### Brief:
Quote the listing below in its entirety, omitting every image.

### Source data:
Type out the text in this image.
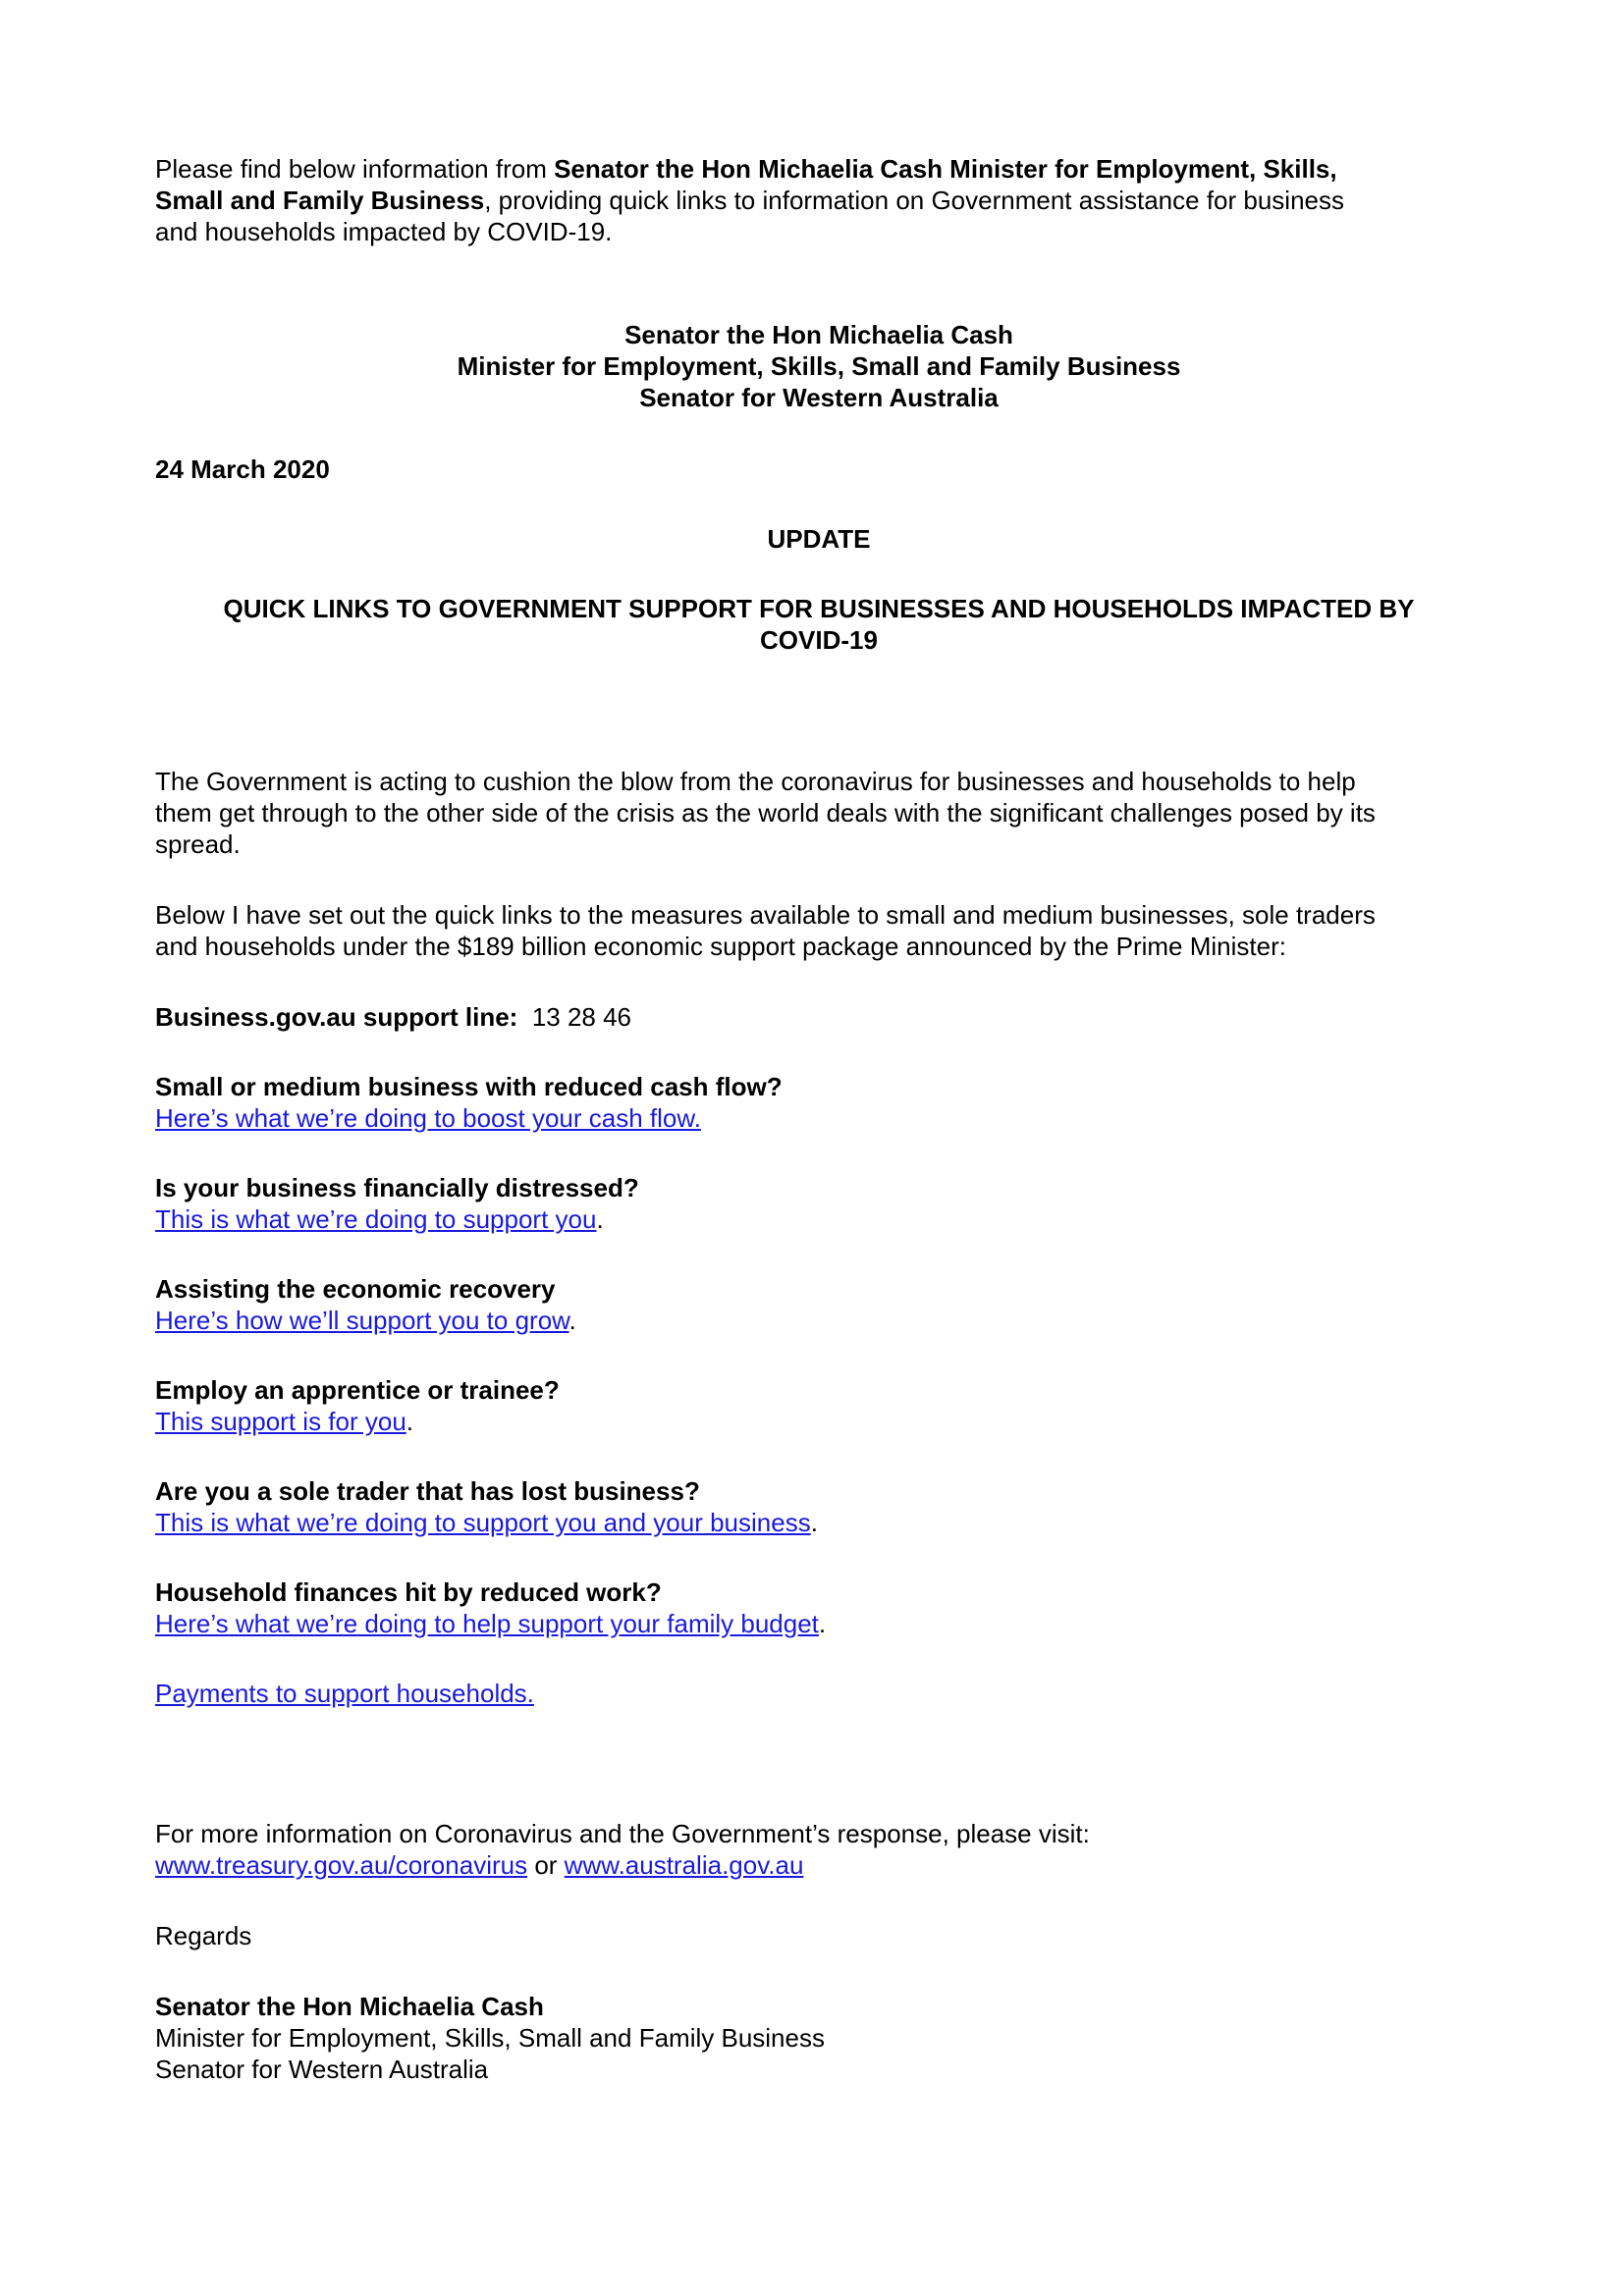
Please find below information from Senator the Hon Michaelia Cash Minister for Employment, Skills,

Small and Family Business, providing quick links to information on Government assistance for business

and households impacted by COVID-19.

Senator the Hon Michaelia Cash

Minister for Employment, Skills, Small and Family Business

Senator for Western Australia

24 March 2020

UPDATE

QUICK LINKS TO GOVERNMENT SUPPORT FOR BUSINESSES AND HOUSEHOLDS IMPACTED BY

COVID-19

The Government is acting to cushion the blow from the coronavirus for businesses and households to help

them get through to the other side of the crisis as the world deals with the significant challenges posed by its

spread.

Below I have set out the quick links to the measures available to small and medium businesses, sole traders

and households under the $189 billion economic support package announced by the Prime Minister:

Business.gov.au support line: 13 28 46

Small or medium business with reduced cash flow?

Here’s what we’re doing to boost your cash flow.

Is your business financially distressed?

This is what we’re doing to support you.

Assisting the economic recovery

Here’s how we’ll support you to grow.

Employ an apprentice or trainee?

This support is for you.

Are you a sole trader that has lost business?

This is what we’re doing to support you and your business.

Household finances hit by reduced work?

Here’s what we’re doing to help support your family budget.

Payments to support households.

For more information on Coronavirus and the Government’s response, please visit:

www.treasury.gov.au/coronavirus or www.australia.gov.au

Regards

Senator the Hon Michaelia Cash

Minister for Employment, Skills, Small and Family Business

Senator for Western Australia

### Expected output:
Type out the text in this image.
Please find below information from Senator the Hon Michaelia Cash Minister for Employment, Skills,

Small and Family Business, providing quick links to information on Government assistance for business

and households impacted by COVID-19.

Senator the Hon Michaelia Cash

Minister for Employment, Skills, Small and Family Business

Senator for Western Australia

24 March 2020

UPDATE

QUICK LINKS TO GOVERNMENT SUPPORT FOR BUSINESSES AND HOUSEHOLDS IMPACTED BY

COVID-19

The Government is acting to cushion the blow from the coronavirus for businesses and households to help

them get through to the other side of the crisis as the world deals with the significant challenges posed by its

spread.

Below I have set out the quick links to the measures available to small and medium businesses, sole traders

and households under the $189 billion economic support package announced by the Prime Minister:

Business.gov.au support line: 13 28 46

Small or medium business with reduced cash flow?

Here’s what we’re doing to boost your cash flow.

Is your business financially distressed?

This is what we’re doing to support you.

Assisting the economic recovery

Here’s how we’ll support you to grow.

Employ an apprentice or trainee?

This support is for you.

Are you a sole trader that has lost business?

This is what we’re doing to support you and your business.

Household finances hit by reduced work?

Here’s what we’re doing to help support your family budget.

Payments to support households.

For more information on Coronavirus and the Government’s response, please visit:

www.treasury.gov.au/coronavirus or www.australia.gov.au

Regards

Senator the Hon Michaelia Cash

Minister for Employment, Skills, Small and Family Business

Senator for Western Australia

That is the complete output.